→ **DO THIS**
Exactly as written, quote every line that follows, skipping the images.

[Data records]
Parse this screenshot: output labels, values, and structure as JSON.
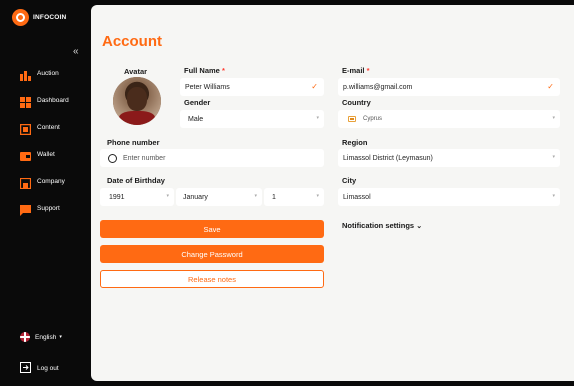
{
  "sidebar": {
    "brand": "INFOCOIN",
    "collapse_icon": "«",
    "items": [
      {
        "label": "Auction",
        "icon": "bar-chart-icon"
      },
      {
        "label": "Dashboard",
        "icon": "grid-icon"
      },
      {
        "label": "Content",
        "icon": "content-icon"
      },
      {
        "label": "Wallet",
        "icon": "wallet-icon"
      },
      {
        "label": "Company",
        "icon": "company-icon"
      },
      {
        "label": "Support",
        "icon": "chat-icon"
      }
    ],
    "language": "English",
    "logout": "Log out"
  },
  "page": {
    "title": "Account",
    "avatar_label": "Avatar",
    "full_name": {
      "label": "Full Name",
      "value": "Peter Williams"
    },
    "email": {
      "label": "E-mail",
      "value": "p.williams@gmail.com"
    },
    "gender": {
      "label": "Gender",
      "value": "Male"
    },
    "country": {
      "label": "Country",
      "value": "Cyprus"
    },
    "phone": {
      "label": "Phone number",
      "placeholder": "Enter number"
    },
    "region": {
      "label": "Region",
      "value": "Limassol District (Leymasun)"
    },
    "birthday": {
      "label": "Date of Birthday",
      "year": "1991",
      "month": "January",
      "day": "1"
    },
    "city": {
      "label": "City",
      "value": "Limassol"
    },
    "buttons": {
      "save": "Save",
      "change_password": "Change Password",
      "release_notes": "Release notes"
    },
    "notification_settings": "Notification settings"
  },
  "colors": {
    "accent": "#ff6a13",
    "sidebar_bg": "#0a0a0a",
    "main_bg": "#f6f6f4"
  }
}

→ **PROBLEM SOLUTION**
Parse this screenshot: output labels, values, and structure as JSON.
{
  "sidebar": {
    "brand": "INFOCOIN",
    "collapse_icon": "«",
    "items": [
      {
        "label": "Auction",
        "icon": "bar-chart-icon"
      },
      {
        "label": "Dashboard",
        "icon": "grid-icon"
      },
      {
        "label": "Content",
        "icon": "content-icon"
      },
      {
        "label": "Wallet",
        "icon": "wallet-icon"
      },
      {
        "label": "Company",
        "icon": "company-icon"
      },
      {
        "label": "Support",
        "icon": "chat-icon"
      }
    ],
    "language": "English",
    "logout": "Log out"
  },
  "page": {
    "title": "Account",
    "avatar_label": "Avatar",
    "full_name": {
      "label": "Full Name",
      "value": "Peter Williams"
    },
    "email": {
      "label": "E-mail",
      "value": "p.williams@gmail.com"
    },
    "gender": {
      "label": "Gender",
      "value": "Male"
    },
    "country": {
      "label": "Country",
      "value": "Cyprus"
    },
    "phone": {
      "label": "Phone number",
      "placeholder": "Enter number"
    },
    "region": {
      "label": "Region",
      "value": "Limassol District (Leymasun)"
    },
    "birthday": {
      "label": "Date of Birthday",
      "year": "1991",
      "month": "January",
      "day": "1"
    },
    "city": {
      "label": "City",
      "value": "Limassol"
    },
    "buttons": {
      "save": "Save",
      "change_password": "Change Password",
      "release_notes": "Release notes"
    },
    "notification_settings": "Notification settings"
  },
  "colors": {
    "accent": "#ff6a13",
    "sidebar_bg": "#0a0a0a",
    "main_bg": "#f6f6f4"
  }
}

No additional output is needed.